__To do__
Pictures should be excluded; otherwise, copy every entry exactly.

__Listed records__

____________

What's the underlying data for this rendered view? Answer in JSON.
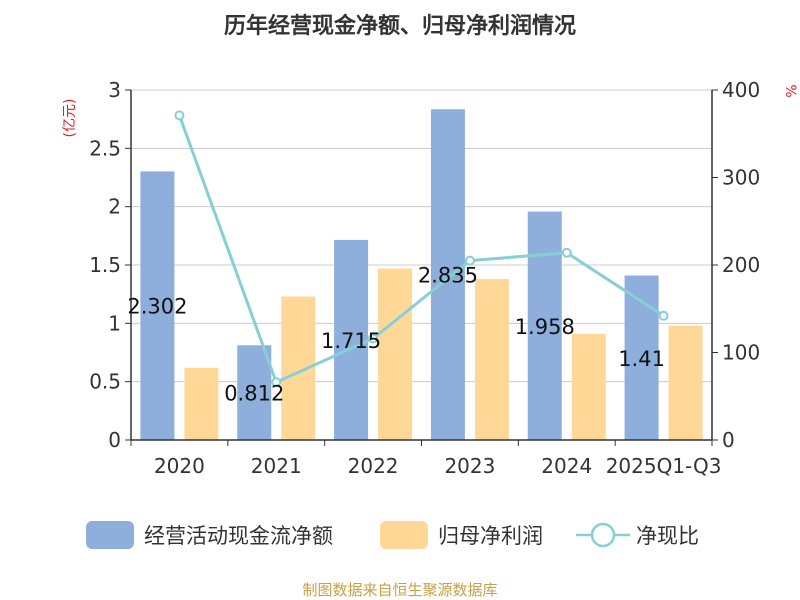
{
  "title": "历年经营现金净额、归母净利润情况",
  "source": "制图数据来自恒生聚源数据库",
  "chart_data": {
    "type": "bar",
    "categories": [
      "2020",
      "2021",
      "2022",
      "2023",
      "2024",
      "2025Q1-Q3"
    ],
    "series": [
      {
        "name": "经营活动现金流净额",
        "kind": "bar",
        "axis": "left",
        "color": "#8eaedb",
        "values": [
          2.302,
          0.812,
          1.715,
          2.835,
          1.958,
          1.41
        ],
        "labels": [
          "2.302",
          "0.812",
          "1.715",
          "2.835",
          "1.958",
          "1.41"
        ]
      },
      {
        "name": "归母净利润",
        "kind": "bar",
        "axis": "left",
        "color": "#ffd796",
        "values": [
          0.62,
          1.23,
          1.47,
          1.38,
          0.91,
          0.98
        ]
      },
      {
        "name": "净现比",
        "kind": "line",
        "axis": "right",
        "color": "#86cfd6",
        "values": [
          371,
          66,
          116,
          205,
          214,
          142
        ]
      }
    ],
    "y_left": {
      "unit": "(亿元)",
      "min": 0,
      "max": 3,
      "ticks": [
        "0",
        "0.5",
        "1",
        "1.5",
        "2",
        "2.5",
        "3"
      ]
    },
    "y_right": {
      "unit": "%",
      "min": 0,
      "max": 400,
      "ticks": [
        "0",
        "100",
        "200",
        "300",
        "400"
      ]
    },
    "grid": true,
    "legend_position": "bottom"
  },
  "colors": {
    "unit_label": "#e02020",
    "source_text": "#c8a046",
    "axis": "#333333",
    "grid": "#cccccc"
  }
}
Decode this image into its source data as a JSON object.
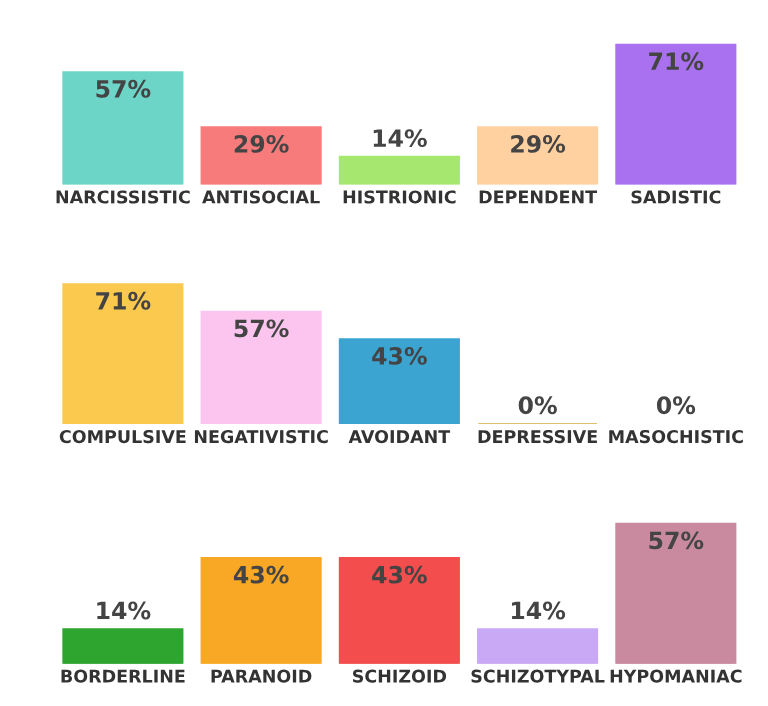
{
  "chart_data": [
    {
      "type": "bar",
      "categories": [
        "NARCISSISTIC",
        "ANTISOCIAL",
        "HISTRIONIC",
        "DEPENDENT",
        "SADISTIC"
      ],
      "values": [
        57,
        29,
        14,
        29,
        71
      ],
      "value_labels": [
        "57%",
        "29%",
        "14%",
        "29%",
        "71%"
      ],
      "colors": [
        "#6dd5c8",
        "#f77b7b",
        "#a6e86f",
        "#ffd0a0",
        "#a971f0"
      ],
      "tick_labels": "x",
      "grid": false,
      "legend": false
    },
    {
      "type": "bar",
      "categories": [
        "COMPULSIVE",
        "NEGATIVISTIC",
        "AVOIDANT",
        "DEPRESSIVE",
        "MASOCHISTIC"
      ],
      "values": [
        71,
        57,
        43,
        0,
        0
      ],
      "value_labels": [
        "71%",
        "57%",
        "43%",
        "0%",
        "0%"
      ],
      "colors": [
        "#fcc94f",
        "#fbc5ef",
        "#3ba4d1",
        "#e0c070",
        "#ffffff"
      ],
      "tick_labels": "x",
      "grid": false,
      "legend": false
    },
    {
      "type": "bar",
      "categories": [
        "BORDERLINE",
        "PARANOID",
        "SCHIZOID",
        "SCHIZOTYPAL",
        "HYPOMANIAC"
      ],
      "values": [
        14,
        43,
        43,
        14,
        57
      ],
      "value_labels": [
        "14%",
        "43%",
        "43%",
        "14%",
        "57%"
      ],
      "colors": [
        "#2ea52e",
        "#f9a825",
        "#f34d4d",
        "#c9a8f5",
        "#c98aa0"
      ],
      "tick_labels": "x",
      "grid": false,
      "legend": false
    }
  ]
}
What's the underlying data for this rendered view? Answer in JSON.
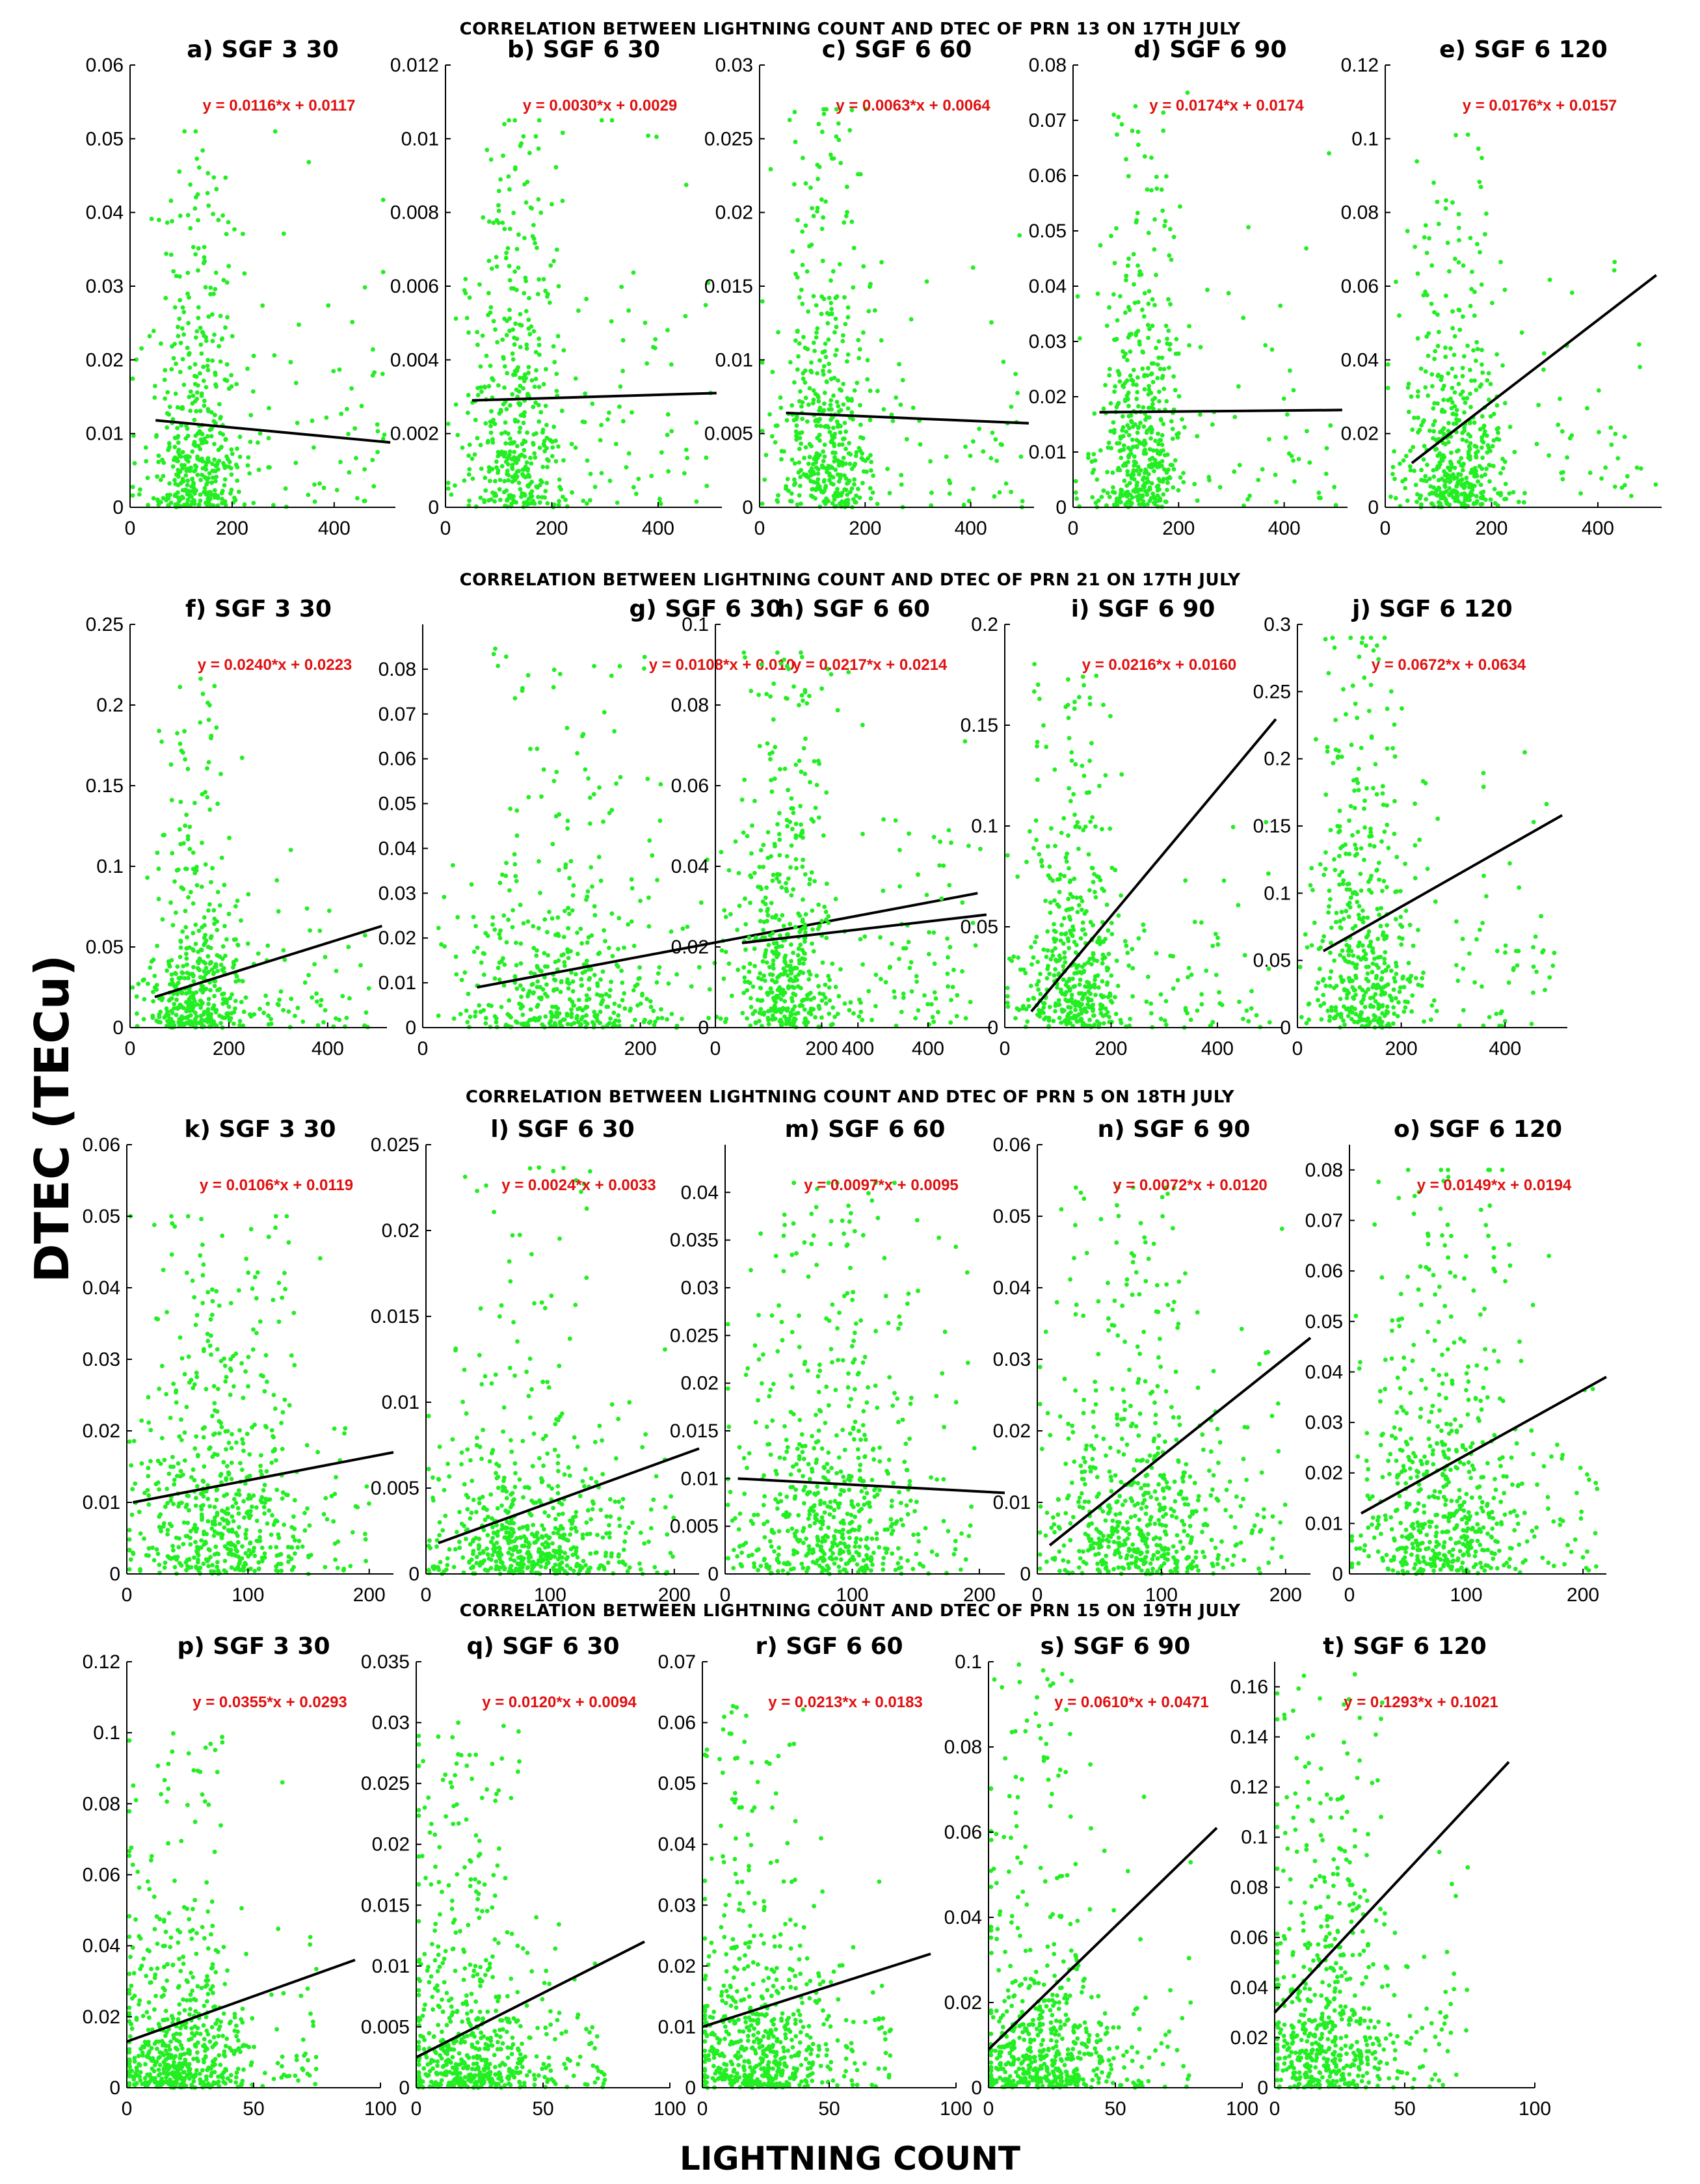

____________

__Expected answer__
What's the underlying data for this rendered view? Answer in JSON.
{
  "title": "历年经营现金净额、归母净利润情况",
  "source": "制图数据来自恒生聚源数据库",
  "chart_data": {
    "type": "bar",
    "categories": [
      "2020",
      "2021",
      "2022",
      "2023",
      "2024",
      "2025Q1-Q3"
    ],
    "series": [
      {
        "name": "经营活动现金流净额",
        "kind": "bar",
        "axis": "left",
        "color": "#8eaedb",
        "values": [
          2.302,
          0.812,
          1.715,
          2.835,
          1.958,
          1.41
        ],
        "labels": [
          "2.302",
          "0.812",
          "1.715",
          "2.835",
          "1.958",
          "1.41"
        ]
      },
      {
        "name": "归母净利润",
        "kind": "bar",
        "axis": "left",
        "color": "#ffd796",
        "values": [
          0.62,
          1.23,
          1.47,
          1.38,
          0.91,
          0.98
        ]
      },
      {
        "name": "净现比",
        "kind": "line",
        "axis": "right",
        "color": "#86cfd6",
        "values": [
          371,
          66,
          116,
          205,
          214,
          142
        ]
      }
    ],
    "y_left": {
      "unit": "(亿元)",
      "min": 0,
      "max": 3,
      "ticks": [
        "0",
        "0.5",
        "1",
        "1.5",
        "2",
        "2.5",
        "3"
      ]
    },
    "y_right": {
      "unit": "%",
      "min": 0,
      "max": 400,
      "ticks": [
        "0",
        "100",
        "200",
        "300",
        "400"
      ]
    },
    "grid": true,
    "legend_position": "bottom"
  },
  "colors": {
    "unit_label": "#e02020",
    "source_text": "#c8a046",
    "axis": "#333333",
    "grid": "#cccccc"
  }
}
Decode this image into its source data as a JSON object.
{
  "chart_data": [
    {
      "type": "bar",
      "categories": [
        "NARCISSISTIC",
        "ANTISOCIAL",
        "HISTRIONIC",
        "DEPENDENT",
        "SADISTIC"
      ],
      "values": [
        57,
        29,
        14,
        29,
        71
      ],
      "value_labels": [
        "57%",
        "29%",
        "14%",
        "29%",
        "71%"
      ],
      "colors": [
        "#6dd5c8",
        "#f77b7b",
        "#a6e86f",
        "#ffd0a0",
        "#a971f0"
      ],
      "tick_labels": "x",
      "grid": false,
      "legend": false
    },
    {
      "type": "bar",
      "categories": [
        "COMPULSIVE",
        "NEGATIVISTIC",
        "AVOIDANT",
        "DEPRESSIVE",
        "MASOCHISTIC"
      ],
      "values": [
        71,
        57,
        43,
        0,
        0
      ],
      "value_labels": [
        "71%",
        "57%",
        "43%",
        "0%",
        "0%"
      ],
      "colors": [
        "#fcc94f",
        "#fbc5ef",
        "#3ba4d1",
        "#e0c070",
        "#ffffff"
      ],
      "tick_labels": "x",
      "grid": false,
      "legend": false
    },
    {
      "type": "bar",
      "categories": [
        "BORDERLINE",
        "PARANOID",
        "SCHIZOID",
        "SCHIZOTYPAL",
        "HYPOMANIAC"
      ],
      "values": [
        14,
        43,
        43,
        14,
        57
      ],
      "value_labels": [
        "14%",
        "43%",
        "43%",
        "14%",
        "57%"
      ],
      "colors": [
        "#2ea52e",
        "#f9a825",
        "#f34d4d",
        "#c9a8f5",
        "#c98aa0"
      ],
      "tick_labels": "x",
      "grid": false,
      "legend": false
    }
  ]
}
What's the underlying data for this rendered view? Answer in JSON.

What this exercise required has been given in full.